▶ [Written request] Print the listing as it stands, omitting all images.

(Data tied to figure images)

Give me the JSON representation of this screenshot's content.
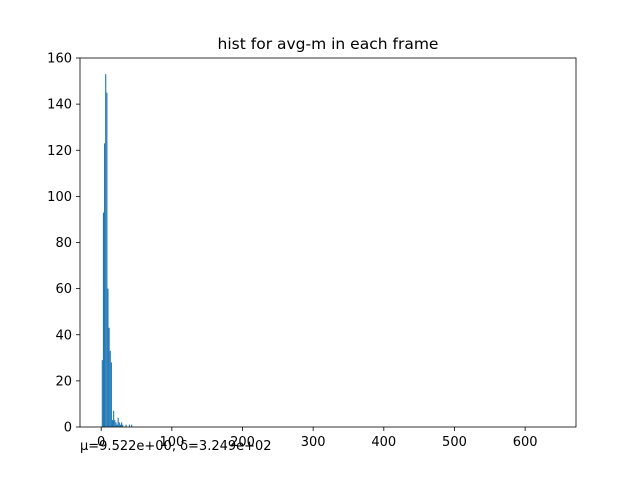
{
  "chart_data": {
    "type": "bar",
    "title": "hist for avg-m in each frame",
    "xlabel": "",
    "ylabel": "",
    "xlim": [
      -30,
      672
    ],
    "ylim": [
      0,
      160
    ],
    "x_ticks": [
      0,
      100,
      200,
      300,
      400,
      500,
      600
    ],
    "y_ticks": [
      0,
      20,
      40,
      60,
      80,
      100,
      120,
      140,
      160
    ],
    "bin_width": 1.6,
    "bins": [
      {
        "x": 1.6,
        "count": 29
      },
      {
        "x": 3.2,
        "count": 93
      },
      {
        "x": 4.8,
        "count": 123
      },
      {
        "x": 6.4,
        "count": 153
      },
      {
        "x": 8.0,
        "count": 145
      },
      {
        "x": 9.6,
        "count": 60
      },
      {
        "x": 11.2,
        "count": 43
      },
      {
        "x": 12.8,
        "count": 33
      },
      {
        "x": 14.4,
        "count": 28
      },
      {
        "x": 16.0,
        "count": 3
      },
      {
        "x": 17.6,
        "count": 7
      },
      {
        "x": 19.2,
        "count": 3
      },
      {
        "x": 20.8,
        "count": 2
      },
      {
        "x": 22.4,
        "count": 1
      },
      {
        "x": 24.0,
        "count": 4
      },
      {
        "x": 25.6,
        "count": 2
      },
      {
        "x": 27.2,
        "count": 1
      },
      {
        "x": 28.8,
        "count": 2
      },
      {
        "x": 30.4,
        "count": 1
      },
      {
        "x": 35.2,
        "count": 1
      },
      {
        "x": 40.0,
        "count": 1
      },
      {
        "x": 43.2,
        "count": 1
      }
    ],
    "bar_color": "#1f77b4",
    "grid": false,
    "annotation": "μ=9.522e+00, δ=3.249e+02"
  }
}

▶ [Final result]
Give me the JSON representation of this screenshot's content.
{
  "chart_data": {
    "type": "bar",
    "title": "hist for avg-m in each frame",
    "xlabel": "",
    "ylabel": "",
    "xlim": [
      -30,
      672
    ],
    "ylim": [
      0,
      160
    ],
    "x_ticks": [
      0,
      100,
      200,
      300,
      400,
      500,
      600
    ],
    "y_ticks": [
      0,
      20,
      40,
      60,
      80,
      100,
      120,
      140,
      160
    ],
    "bin_width": 1.6,
    "bins": [
      {
        "x": 1.6,
        "count": 29
      },
      {
        "x": 3.2,
        "count": 93
      },
      {
        "x": 4.8,
        "count": 123
      },
      {
        "x": 6.4,
        "count": 153
      },
      {
        "x": 8.0,
        "count": 145
      },
      {
        "x": 9.6,
        "count": 60
      },
      {
        "x": 11.2,
        "count": 43
      },
      {
        "x": 12.8,
        "count": 33
      },
      {
        "x": 14.4,
        "count": 28
      },
      {
        "x": 16.0,
        "count": 3
      },
      {
        "x": 17.6,
        "count": 7
      },
      {
        "x": 19.2,
        "count": 3
      },
      {
        "x": 20.8,
        "count": 2
      },
      {
        "x": 22.4,
        "count": 1
      },
      {
        "x": 24.0,
        "count": 4
      },
      {
        "x": 25.6,
        "count": 2
      },
      {
        "x": 27.2,
        "count": 1
      },
      {
        "x": 28.8,
        "count": 2
      },
      {
        "x": 30.4,
        "count": 1
      },
      {
        "x": 35.2,
        "count": 1
      },
      {
        "x": 40.0,
        "count": 1
      },
      {
        "x": 43.2,
        "count": 1
      }
    ],
    "bar_color": "#1f77b4",
    "grid": false,
    "annotation": "μ=9.522e+00, δ=3.249e+02"
  }
}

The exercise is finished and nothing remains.